-- Start Records to process --

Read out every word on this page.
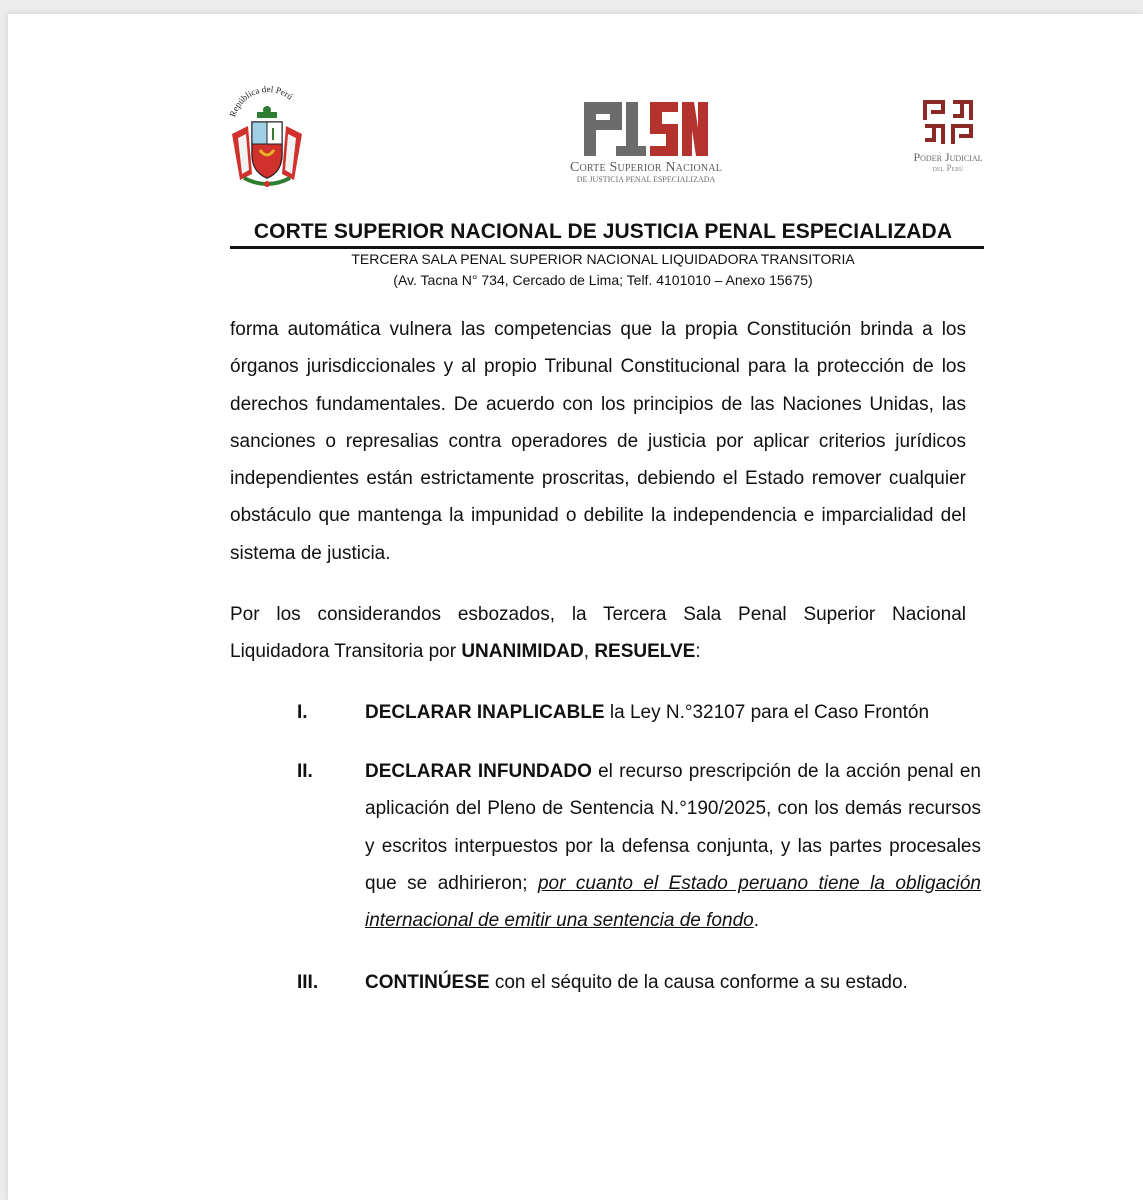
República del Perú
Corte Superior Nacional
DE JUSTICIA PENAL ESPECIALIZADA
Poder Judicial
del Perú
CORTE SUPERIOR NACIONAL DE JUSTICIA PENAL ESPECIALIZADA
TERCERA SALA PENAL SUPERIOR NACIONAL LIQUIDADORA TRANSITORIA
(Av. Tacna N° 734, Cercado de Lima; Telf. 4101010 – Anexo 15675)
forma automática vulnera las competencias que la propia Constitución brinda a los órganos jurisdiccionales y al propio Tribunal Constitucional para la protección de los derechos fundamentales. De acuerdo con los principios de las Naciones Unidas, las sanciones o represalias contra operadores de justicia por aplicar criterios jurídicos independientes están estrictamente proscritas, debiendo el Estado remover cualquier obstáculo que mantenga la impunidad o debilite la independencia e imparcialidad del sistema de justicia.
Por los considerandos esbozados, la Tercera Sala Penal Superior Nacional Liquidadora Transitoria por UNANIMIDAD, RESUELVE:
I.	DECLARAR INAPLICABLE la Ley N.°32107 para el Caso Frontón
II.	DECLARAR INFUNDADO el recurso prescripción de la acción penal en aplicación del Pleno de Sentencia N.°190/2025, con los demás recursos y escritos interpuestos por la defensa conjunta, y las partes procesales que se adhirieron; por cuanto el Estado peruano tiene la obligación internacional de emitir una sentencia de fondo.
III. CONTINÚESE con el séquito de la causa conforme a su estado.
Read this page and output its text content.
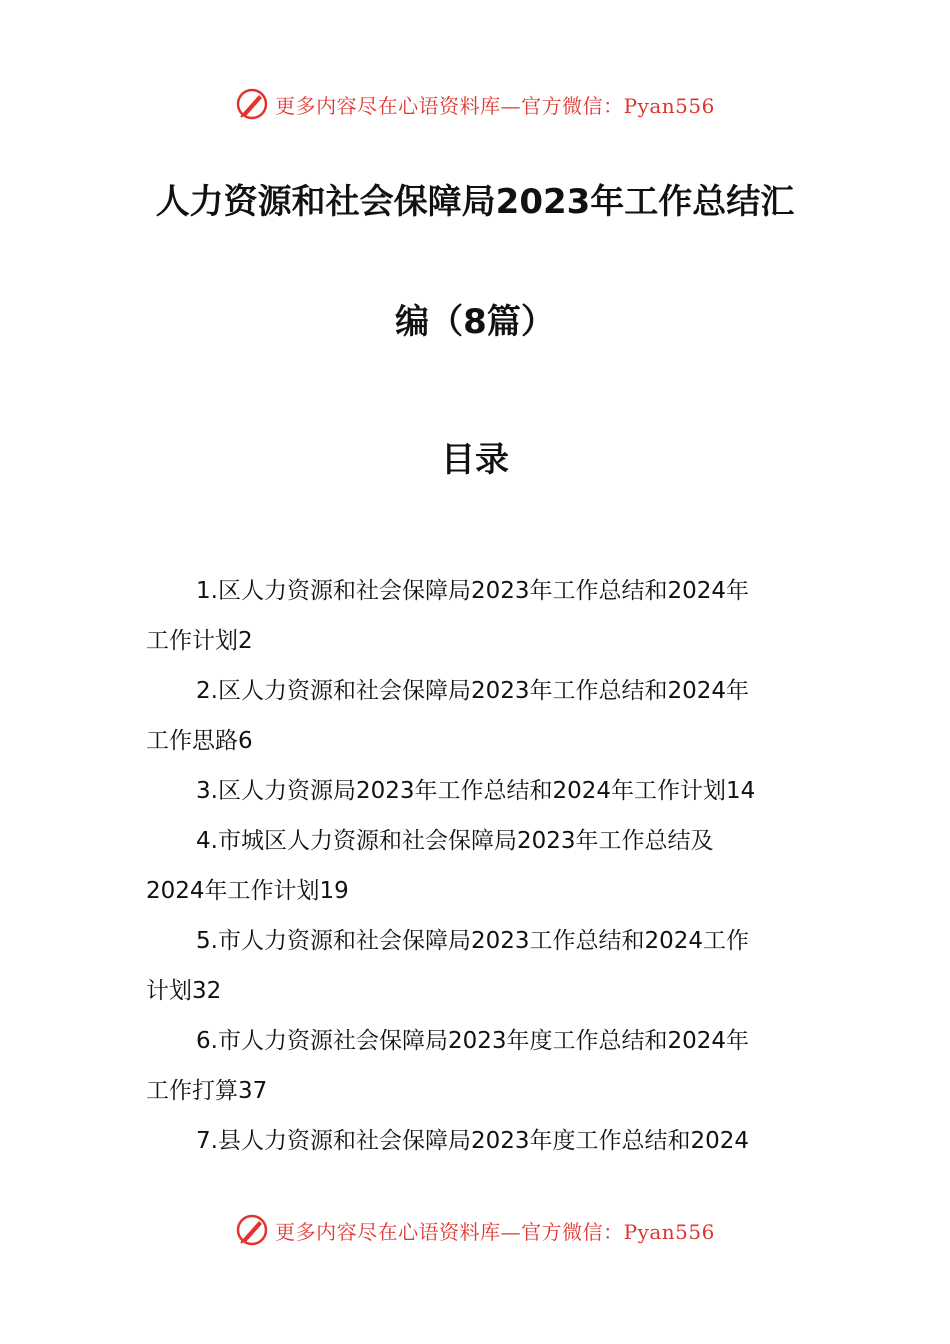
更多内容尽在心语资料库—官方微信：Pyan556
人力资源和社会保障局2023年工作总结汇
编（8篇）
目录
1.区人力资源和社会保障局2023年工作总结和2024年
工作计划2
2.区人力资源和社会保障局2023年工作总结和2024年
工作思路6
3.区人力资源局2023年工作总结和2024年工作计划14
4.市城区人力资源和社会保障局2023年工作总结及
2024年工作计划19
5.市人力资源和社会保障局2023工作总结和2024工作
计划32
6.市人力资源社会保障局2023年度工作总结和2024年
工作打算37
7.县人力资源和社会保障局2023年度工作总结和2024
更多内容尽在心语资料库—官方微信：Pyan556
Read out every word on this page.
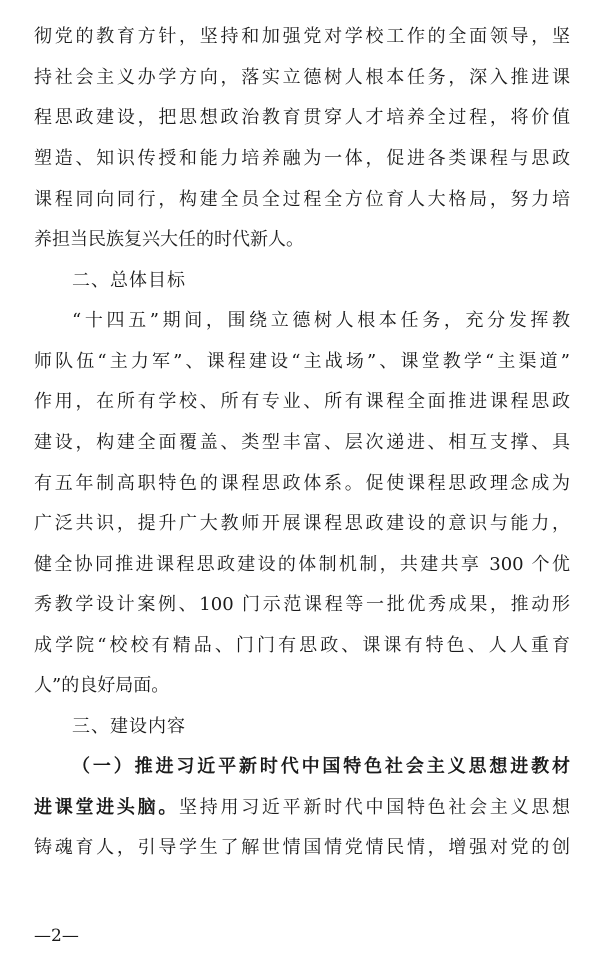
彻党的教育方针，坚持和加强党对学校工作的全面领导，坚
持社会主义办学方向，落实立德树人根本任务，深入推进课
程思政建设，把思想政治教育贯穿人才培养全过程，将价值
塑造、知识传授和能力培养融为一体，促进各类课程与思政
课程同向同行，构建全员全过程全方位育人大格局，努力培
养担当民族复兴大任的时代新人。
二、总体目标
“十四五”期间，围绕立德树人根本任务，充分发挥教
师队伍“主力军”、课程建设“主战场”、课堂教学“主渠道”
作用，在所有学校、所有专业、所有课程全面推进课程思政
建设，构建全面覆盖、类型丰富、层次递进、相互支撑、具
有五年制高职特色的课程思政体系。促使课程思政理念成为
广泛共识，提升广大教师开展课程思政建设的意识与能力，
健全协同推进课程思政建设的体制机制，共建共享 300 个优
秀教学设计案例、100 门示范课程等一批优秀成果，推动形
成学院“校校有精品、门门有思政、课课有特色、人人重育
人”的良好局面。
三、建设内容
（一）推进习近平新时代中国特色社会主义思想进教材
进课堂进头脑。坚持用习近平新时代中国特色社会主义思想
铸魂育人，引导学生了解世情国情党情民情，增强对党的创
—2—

-- End Records to process --
-- Start Records to process --

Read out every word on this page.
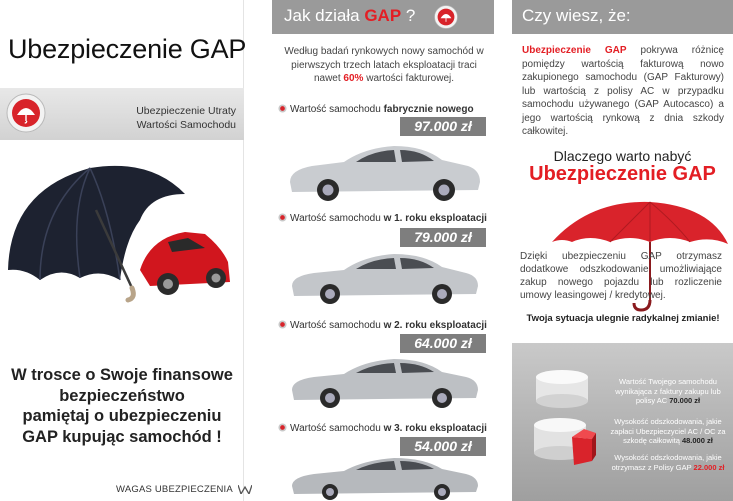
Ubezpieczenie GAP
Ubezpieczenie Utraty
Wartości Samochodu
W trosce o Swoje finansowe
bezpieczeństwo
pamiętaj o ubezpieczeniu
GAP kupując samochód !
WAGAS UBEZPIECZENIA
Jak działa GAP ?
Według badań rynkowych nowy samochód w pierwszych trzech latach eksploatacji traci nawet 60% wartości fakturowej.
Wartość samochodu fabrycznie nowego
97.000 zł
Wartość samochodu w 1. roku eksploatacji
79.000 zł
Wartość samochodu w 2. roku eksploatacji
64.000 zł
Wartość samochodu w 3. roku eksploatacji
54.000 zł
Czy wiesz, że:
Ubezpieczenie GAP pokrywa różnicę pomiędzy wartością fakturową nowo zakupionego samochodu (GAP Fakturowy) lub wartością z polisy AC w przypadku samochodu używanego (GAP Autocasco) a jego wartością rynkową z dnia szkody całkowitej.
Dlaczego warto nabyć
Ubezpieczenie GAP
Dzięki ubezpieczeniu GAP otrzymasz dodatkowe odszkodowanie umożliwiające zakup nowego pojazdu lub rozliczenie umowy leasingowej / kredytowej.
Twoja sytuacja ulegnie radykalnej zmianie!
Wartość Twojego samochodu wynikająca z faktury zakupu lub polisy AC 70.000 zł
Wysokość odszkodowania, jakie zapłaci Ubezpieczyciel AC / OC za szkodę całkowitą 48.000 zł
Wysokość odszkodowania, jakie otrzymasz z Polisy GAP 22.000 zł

-- End Records to process --
-- Start Records to process --

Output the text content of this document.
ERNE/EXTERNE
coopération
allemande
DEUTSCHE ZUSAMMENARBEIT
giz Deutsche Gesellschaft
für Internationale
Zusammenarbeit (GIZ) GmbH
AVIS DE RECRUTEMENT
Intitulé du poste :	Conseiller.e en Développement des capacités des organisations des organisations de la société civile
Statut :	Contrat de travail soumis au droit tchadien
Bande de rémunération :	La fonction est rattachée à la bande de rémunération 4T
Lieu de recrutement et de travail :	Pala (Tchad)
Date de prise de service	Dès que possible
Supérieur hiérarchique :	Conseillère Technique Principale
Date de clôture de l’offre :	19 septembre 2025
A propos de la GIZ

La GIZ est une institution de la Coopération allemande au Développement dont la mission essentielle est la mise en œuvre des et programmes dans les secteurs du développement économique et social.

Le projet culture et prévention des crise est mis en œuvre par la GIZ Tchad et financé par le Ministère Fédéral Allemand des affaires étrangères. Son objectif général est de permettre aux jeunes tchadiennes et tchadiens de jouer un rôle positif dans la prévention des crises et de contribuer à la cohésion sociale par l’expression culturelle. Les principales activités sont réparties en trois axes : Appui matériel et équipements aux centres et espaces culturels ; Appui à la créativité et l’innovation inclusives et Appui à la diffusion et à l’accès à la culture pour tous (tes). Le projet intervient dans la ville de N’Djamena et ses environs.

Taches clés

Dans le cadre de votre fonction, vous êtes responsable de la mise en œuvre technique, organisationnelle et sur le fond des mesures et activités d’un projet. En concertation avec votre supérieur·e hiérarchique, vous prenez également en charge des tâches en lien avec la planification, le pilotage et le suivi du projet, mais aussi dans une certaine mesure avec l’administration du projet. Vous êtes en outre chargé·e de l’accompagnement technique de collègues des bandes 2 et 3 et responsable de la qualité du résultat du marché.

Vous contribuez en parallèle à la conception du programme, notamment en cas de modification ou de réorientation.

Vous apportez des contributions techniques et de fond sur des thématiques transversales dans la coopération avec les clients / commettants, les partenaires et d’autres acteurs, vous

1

-- End Records to process --

- [Set exercise]:
Find every line that includes the string "Wysokość". Report how many there are and nothing else.

- [Complete answer]:
2